── Task input

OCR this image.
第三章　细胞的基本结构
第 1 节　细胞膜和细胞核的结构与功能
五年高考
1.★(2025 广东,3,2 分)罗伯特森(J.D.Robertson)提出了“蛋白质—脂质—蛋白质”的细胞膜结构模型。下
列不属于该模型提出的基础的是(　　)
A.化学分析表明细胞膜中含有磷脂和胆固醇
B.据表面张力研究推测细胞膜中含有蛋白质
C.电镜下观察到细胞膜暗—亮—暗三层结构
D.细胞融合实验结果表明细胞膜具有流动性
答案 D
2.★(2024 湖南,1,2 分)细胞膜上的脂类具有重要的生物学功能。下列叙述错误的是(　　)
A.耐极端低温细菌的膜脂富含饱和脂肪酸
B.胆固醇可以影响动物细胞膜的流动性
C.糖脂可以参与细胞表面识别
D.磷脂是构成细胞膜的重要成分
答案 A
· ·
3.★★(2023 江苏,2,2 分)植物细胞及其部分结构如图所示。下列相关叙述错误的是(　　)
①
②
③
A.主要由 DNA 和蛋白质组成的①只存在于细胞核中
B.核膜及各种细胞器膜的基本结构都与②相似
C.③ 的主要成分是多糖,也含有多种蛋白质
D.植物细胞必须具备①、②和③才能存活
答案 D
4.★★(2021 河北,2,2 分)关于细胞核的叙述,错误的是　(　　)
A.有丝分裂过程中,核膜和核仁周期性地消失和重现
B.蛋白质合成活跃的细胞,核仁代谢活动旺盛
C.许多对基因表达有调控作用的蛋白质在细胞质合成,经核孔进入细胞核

────
── Task input

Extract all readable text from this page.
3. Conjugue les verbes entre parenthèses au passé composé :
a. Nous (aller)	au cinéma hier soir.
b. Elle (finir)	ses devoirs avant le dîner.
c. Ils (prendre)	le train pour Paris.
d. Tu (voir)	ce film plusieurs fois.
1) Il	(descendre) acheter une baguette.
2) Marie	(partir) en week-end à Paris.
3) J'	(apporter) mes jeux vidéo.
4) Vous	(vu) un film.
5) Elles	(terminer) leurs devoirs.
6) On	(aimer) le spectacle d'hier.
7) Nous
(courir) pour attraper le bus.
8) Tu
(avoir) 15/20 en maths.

────

### Given task
Examine the data above and state how many of its lines contain the word "film", with no further remarks.

### Answer to this task
2